▸ JOB: Copy out each line in the material below that has the word "text".

▸ DATA EXCERPTS:
** BEGIN **

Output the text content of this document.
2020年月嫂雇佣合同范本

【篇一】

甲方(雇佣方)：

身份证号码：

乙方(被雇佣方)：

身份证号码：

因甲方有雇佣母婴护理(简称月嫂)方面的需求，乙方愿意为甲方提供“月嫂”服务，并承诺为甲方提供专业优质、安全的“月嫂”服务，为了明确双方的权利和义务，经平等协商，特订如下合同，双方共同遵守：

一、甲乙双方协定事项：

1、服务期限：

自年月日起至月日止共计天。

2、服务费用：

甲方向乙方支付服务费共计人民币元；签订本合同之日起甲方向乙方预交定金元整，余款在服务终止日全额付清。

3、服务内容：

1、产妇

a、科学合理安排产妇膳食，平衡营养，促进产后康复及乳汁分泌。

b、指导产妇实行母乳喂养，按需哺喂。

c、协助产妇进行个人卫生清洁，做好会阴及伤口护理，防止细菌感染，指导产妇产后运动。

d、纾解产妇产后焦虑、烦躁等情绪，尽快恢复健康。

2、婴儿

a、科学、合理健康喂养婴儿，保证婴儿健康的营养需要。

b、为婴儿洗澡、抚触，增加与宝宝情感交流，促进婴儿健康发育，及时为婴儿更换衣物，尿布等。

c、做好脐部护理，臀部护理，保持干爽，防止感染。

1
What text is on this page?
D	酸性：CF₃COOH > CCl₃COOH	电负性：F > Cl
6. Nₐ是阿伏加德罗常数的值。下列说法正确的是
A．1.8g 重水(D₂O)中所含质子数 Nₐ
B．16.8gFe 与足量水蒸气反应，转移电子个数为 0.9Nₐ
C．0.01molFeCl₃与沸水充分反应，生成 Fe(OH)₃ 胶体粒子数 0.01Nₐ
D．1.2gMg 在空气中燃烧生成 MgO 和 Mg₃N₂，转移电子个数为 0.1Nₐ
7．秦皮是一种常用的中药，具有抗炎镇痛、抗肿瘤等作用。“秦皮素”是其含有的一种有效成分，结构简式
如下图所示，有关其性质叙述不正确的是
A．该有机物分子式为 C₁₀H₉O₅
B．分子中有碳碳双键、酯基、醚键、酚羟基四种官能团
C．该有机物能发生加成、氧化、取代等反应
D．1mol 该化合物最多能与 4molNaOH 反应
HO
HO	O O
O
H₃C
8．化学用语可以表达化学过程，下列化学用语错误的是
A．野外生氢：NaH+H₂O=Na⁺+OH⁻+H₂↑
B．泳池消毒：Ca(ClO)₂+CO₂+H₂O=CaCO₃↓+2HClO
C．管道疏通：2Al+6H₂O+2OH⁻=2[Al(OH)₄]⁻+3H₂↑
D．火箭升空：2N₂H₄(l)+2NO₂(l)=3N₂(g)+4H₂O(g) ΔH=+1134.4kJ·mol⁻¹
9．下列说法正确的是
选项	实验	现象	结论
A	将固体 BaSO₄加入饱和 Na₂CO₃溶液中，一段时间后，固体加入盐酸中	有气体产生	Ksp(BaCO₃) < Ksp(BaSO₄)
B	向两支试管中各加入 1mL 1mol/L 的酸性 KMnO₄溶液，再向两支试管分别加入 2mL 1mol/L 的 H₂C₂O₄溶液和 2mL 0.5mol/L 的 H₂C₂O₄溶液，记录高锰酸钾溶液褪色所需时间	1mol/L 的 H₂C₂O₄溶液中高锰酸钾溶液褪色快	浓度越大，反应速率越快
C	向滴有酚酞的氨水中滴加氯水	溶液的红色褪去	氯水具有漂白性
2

** END **

▸ TASK OUTPUT:
Output the text content of this document.
What text is on this page?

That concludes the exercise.